__Description of the task__: Say how many lines contain the string "head". Give no other output.

__Items__:
╔══
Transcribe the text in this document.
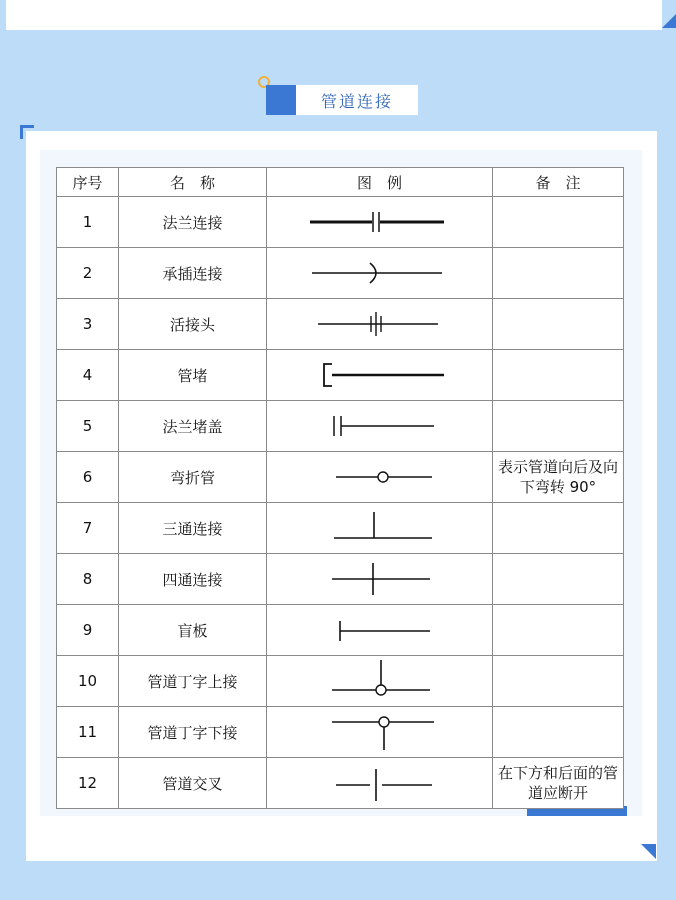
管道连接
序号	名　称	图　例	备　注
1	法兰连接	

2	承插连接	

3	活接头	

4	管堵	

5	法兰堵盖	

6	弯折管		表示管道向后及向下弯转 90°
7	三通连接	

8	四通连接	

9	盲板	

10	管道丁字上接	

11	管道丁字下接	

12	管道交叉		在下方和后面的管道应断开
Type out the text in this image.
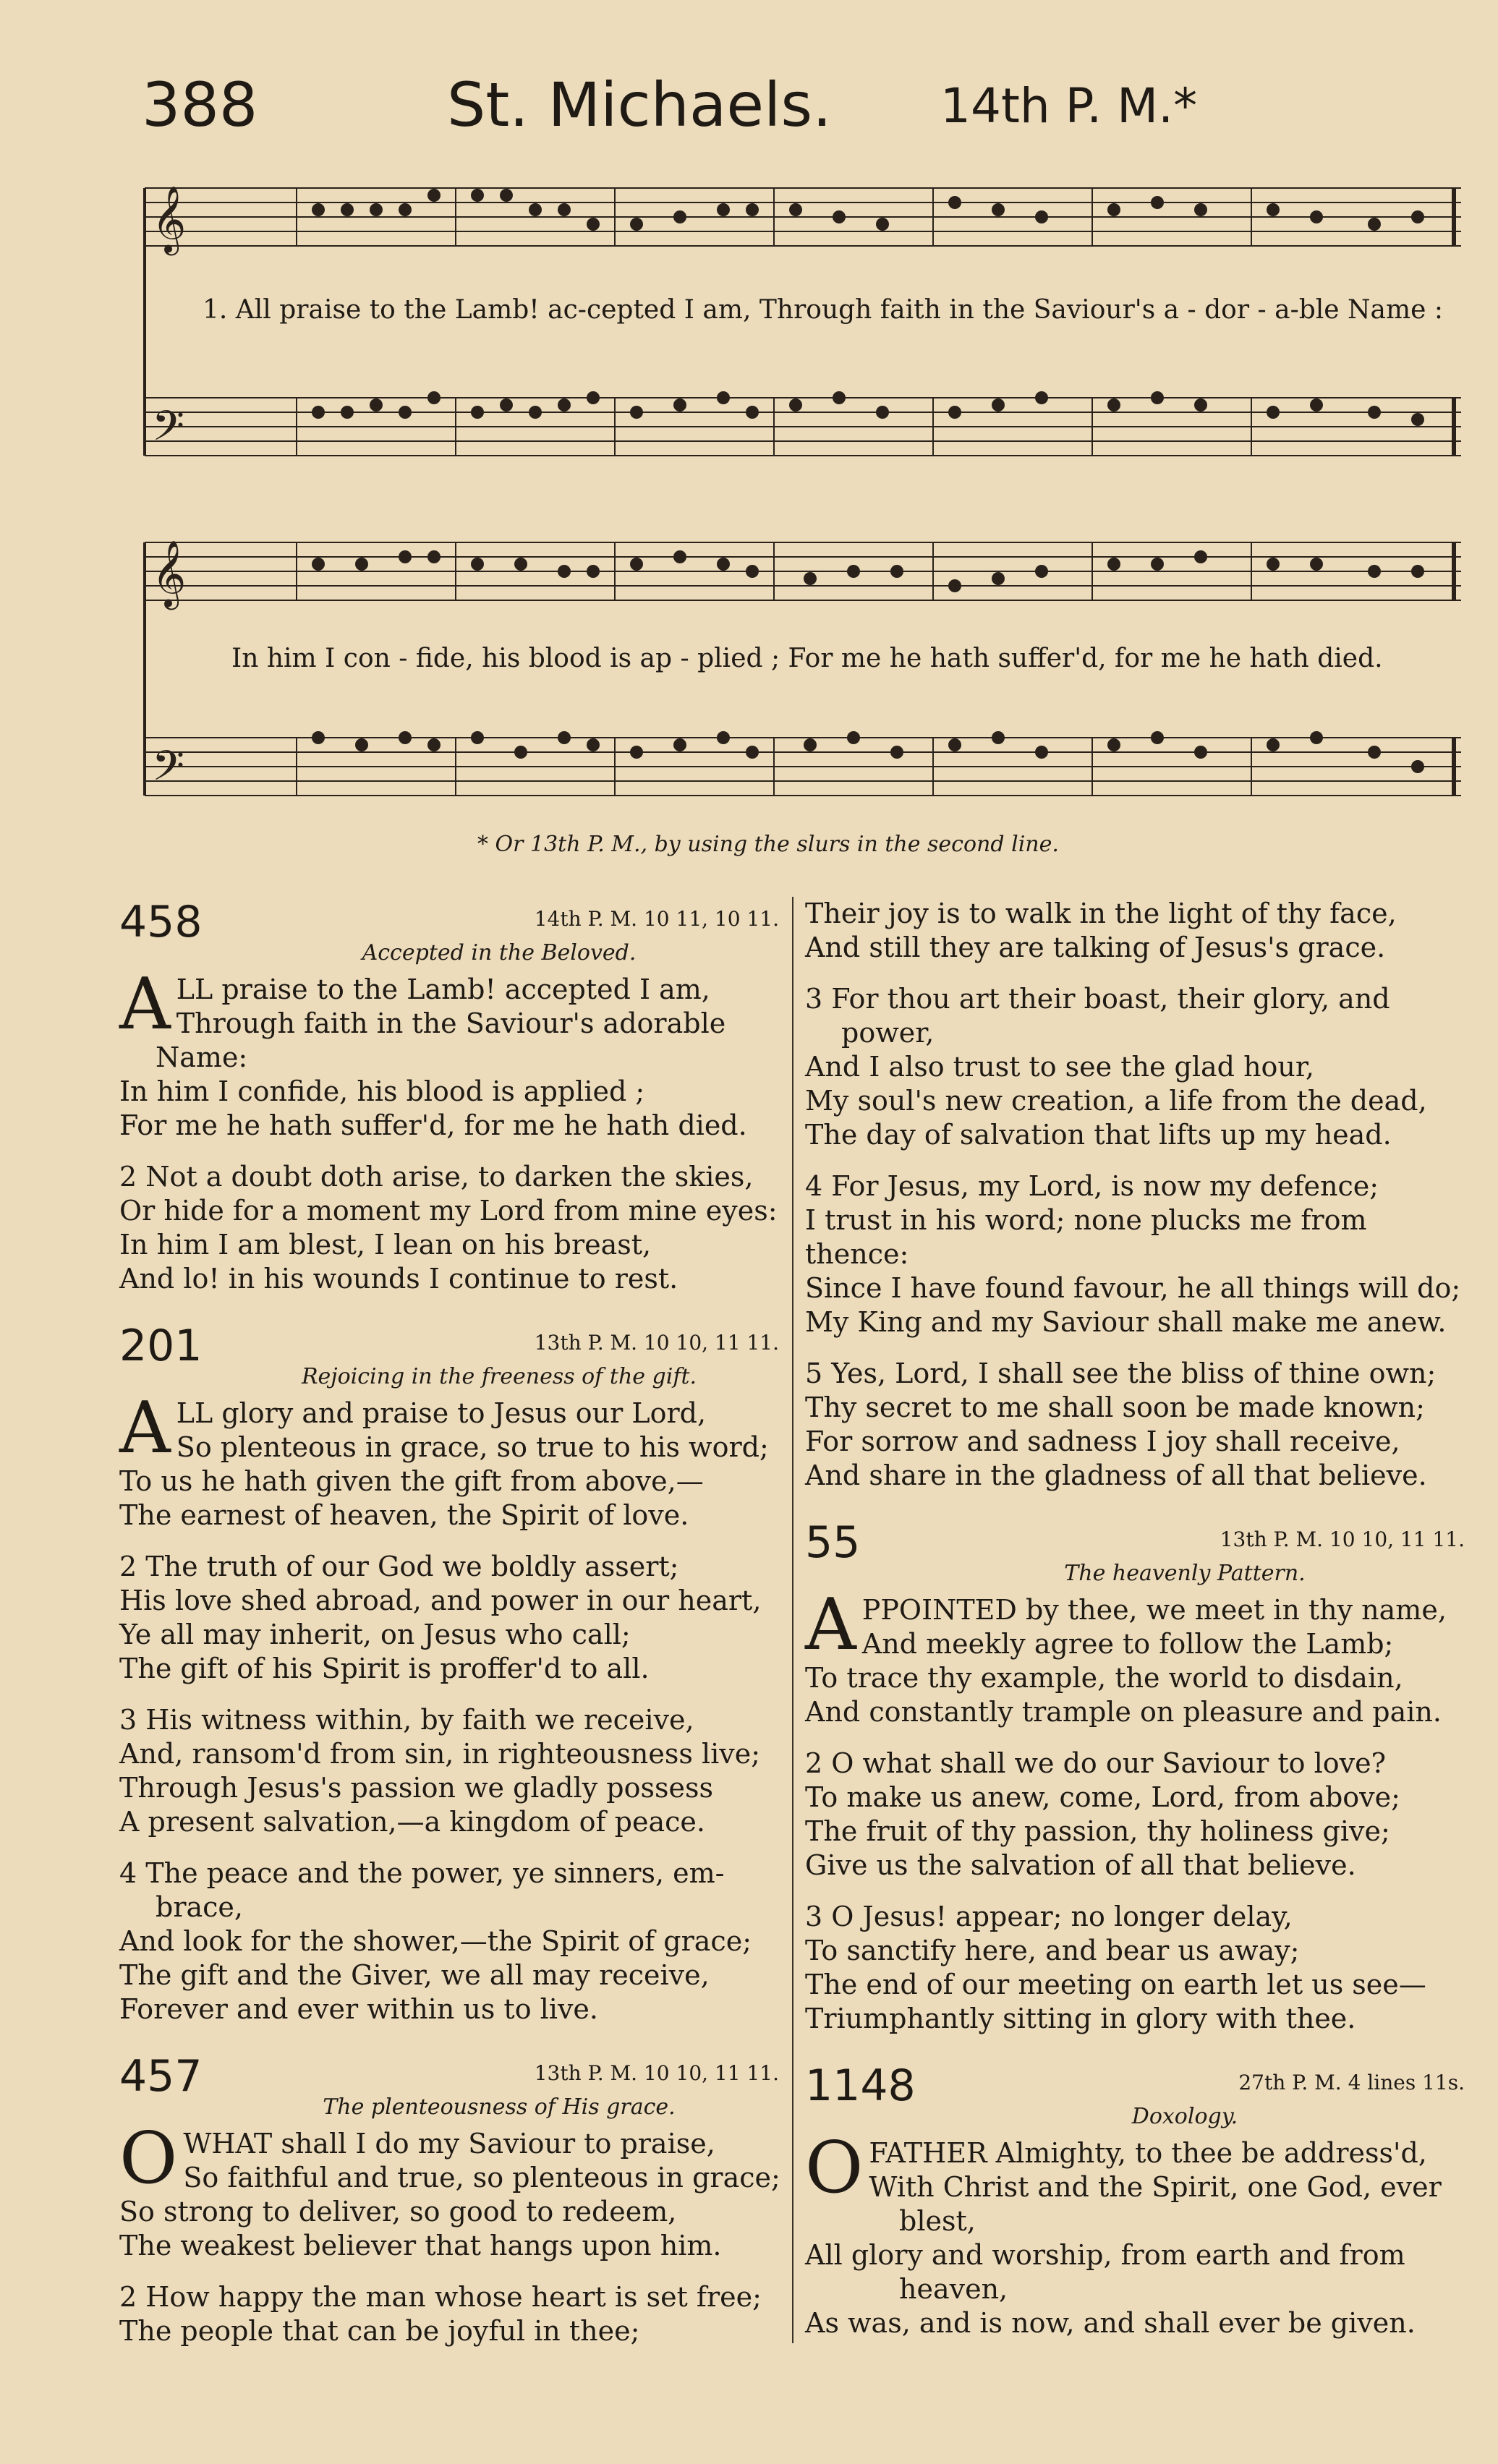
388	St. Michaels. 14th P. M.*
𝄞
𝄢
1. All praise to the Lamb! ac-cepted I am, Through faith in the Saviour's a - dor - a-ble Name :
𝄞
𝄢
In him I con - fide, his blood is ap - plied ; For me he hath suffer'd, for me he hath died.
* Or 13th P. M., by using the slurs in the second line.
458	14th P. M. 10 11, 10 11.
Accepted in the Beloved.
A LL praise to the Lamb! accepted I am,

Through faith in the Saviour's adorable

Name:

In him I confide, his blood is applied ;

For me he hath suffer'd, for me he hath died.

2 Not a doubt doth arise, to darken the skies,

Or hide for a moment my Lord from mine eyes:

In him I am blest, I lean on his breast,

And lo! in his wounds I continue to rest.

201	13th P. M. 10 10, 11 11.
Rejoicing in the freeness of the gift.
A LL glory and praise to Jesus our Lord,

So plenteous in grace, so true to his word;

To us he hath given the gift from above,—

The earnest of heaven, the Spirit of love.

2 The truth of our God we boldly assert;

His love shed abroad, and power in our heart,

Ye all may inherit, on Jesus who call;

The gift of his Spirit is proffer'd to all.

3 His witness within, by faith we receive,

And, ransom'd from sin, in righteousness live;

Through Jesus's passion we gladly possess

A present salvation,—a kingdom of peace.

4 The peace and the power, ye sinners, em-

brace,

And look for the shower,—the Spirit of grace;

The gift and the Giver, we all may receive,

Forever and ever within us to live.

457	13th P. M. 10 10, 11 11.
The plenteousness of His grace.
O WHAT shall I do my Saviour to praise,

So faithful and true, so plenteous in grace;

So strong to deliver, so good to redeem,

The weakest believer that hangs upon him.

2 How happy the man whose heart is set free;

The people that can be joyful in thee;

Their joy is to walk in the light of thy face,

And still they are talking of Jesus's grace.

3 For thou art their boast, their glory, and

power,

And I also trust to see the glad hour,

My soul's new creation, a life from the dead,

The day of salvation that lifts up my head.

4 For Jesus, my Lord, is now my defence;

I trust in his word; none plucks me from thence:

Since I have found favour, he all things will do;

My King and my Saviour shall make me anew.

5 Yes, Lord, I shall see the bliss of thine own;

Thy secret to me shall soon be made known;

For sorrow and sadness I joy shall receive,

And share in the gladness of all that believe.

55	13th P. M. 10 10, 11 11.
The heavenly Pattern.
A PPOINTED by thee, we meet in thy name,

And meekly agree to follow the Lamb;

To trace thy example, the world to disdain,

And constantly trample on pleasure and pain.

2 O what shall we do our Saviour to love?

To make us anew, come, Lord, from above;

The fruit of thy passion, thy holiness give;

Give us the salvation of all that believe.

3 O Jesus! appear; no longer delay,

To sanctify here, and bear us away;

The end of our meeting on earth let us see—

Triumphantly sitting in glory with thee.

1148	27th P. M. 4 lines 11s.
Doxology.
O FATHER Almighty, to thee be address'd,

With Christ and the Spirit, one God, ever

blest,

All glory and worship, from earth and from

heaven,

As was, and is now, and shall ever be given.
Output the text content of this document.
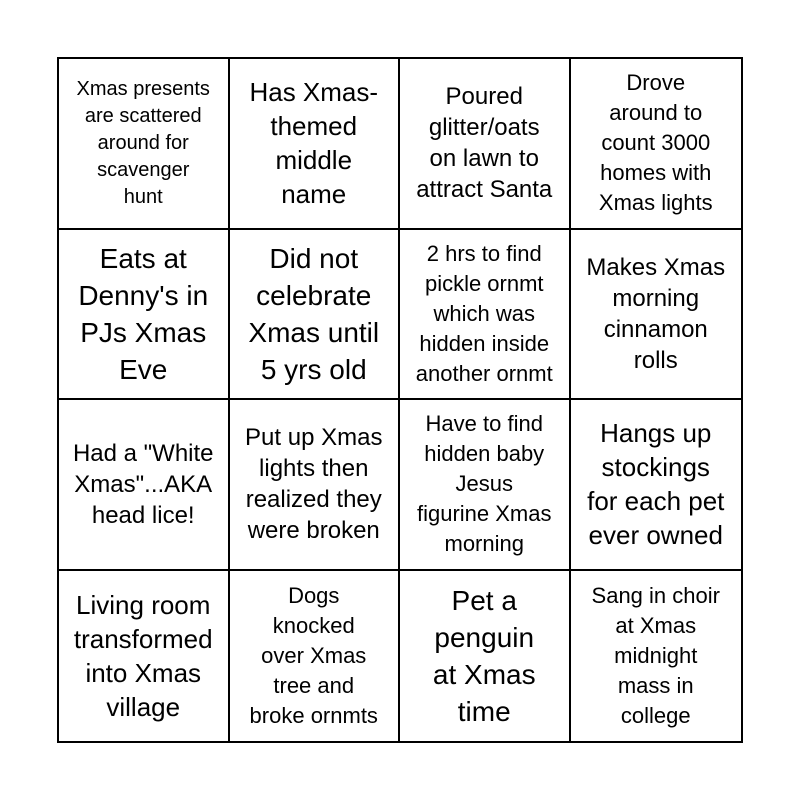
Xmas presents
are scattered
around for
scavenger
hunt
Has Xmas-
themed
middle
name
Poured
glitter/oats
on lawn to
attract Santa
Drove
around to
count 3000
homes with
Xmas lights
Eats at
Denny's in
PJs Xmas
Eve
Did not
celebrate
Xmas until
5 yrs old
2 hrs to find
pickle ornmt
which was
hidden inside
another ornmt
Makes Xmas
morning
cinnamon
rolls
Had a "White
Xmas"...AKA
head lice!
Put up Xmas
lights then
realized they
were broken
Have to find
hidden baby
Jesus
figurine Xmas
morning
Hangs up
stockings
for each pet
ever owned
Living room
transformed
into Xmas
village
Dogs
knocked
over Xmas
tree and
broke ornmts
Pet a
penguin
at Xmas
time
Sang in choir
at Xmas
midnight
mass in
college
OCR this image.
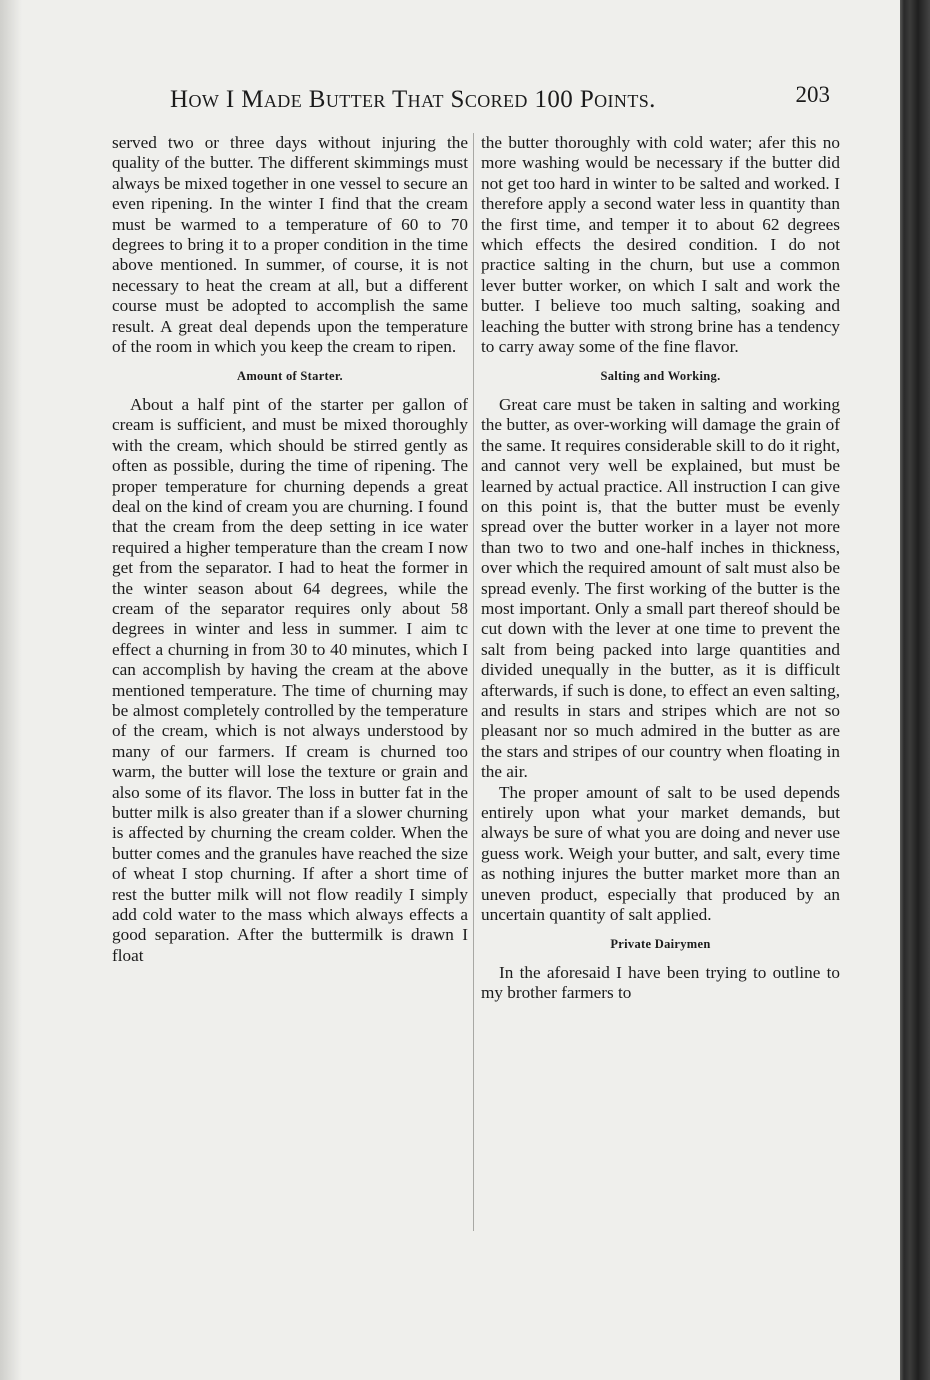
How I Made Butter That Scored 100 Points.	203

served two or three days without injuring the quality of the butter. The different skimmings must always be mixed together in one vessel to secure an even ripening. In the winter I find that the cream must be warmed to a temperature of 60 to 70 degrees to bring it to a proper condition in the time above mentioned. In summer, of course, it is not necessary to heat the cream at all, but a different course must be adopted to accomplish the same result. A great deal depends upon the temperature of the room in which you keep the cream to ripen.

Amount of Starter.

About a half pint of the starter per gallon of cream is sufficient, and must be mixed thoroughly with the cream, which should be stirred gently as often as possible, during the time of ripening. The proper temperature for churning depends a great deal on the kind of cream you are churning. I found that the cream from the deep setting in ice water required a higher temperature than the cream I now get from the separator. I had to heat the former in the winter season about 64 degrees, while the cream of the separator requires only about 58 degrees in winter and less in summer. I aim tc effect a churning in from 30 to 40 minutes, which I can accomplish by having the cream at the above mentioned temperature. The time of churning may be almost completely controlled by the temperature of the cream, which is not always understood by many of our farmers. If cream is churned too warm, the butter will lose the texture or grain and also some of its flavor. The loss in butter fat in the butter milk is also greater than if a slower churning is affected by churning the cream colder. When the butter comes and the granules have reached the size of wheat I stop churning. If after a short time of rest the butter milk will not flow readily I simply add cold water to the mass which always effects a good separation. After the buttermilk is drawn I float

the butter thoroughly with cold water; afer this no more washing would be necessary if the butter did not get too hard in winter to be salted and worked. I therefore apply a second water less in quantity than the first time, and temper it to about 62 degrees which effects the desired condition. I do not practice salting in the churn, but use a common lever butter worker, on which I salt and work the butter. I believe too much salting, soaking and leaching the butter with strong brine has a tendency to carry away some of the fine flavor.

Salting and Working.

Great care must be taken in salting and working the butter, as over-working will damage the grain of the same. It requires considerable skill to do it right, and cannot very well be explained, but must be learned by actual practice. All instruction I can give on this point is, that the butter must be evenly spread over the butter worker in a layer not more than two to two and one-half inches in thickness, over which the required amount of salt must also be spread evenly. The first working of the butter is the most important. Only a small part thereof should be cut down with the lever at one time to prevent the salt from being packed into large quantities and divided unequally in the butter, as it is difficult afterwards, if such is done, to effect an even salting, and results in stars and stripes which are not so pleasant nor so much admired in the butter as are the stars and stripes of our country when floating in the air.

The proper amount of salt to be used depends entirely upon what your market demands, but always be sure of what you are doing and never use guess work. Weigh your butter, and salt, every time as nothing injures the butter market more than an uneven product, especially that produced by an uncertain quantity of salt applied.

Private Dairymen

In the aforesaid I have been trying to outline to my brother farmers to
╚══
__Final result__: 2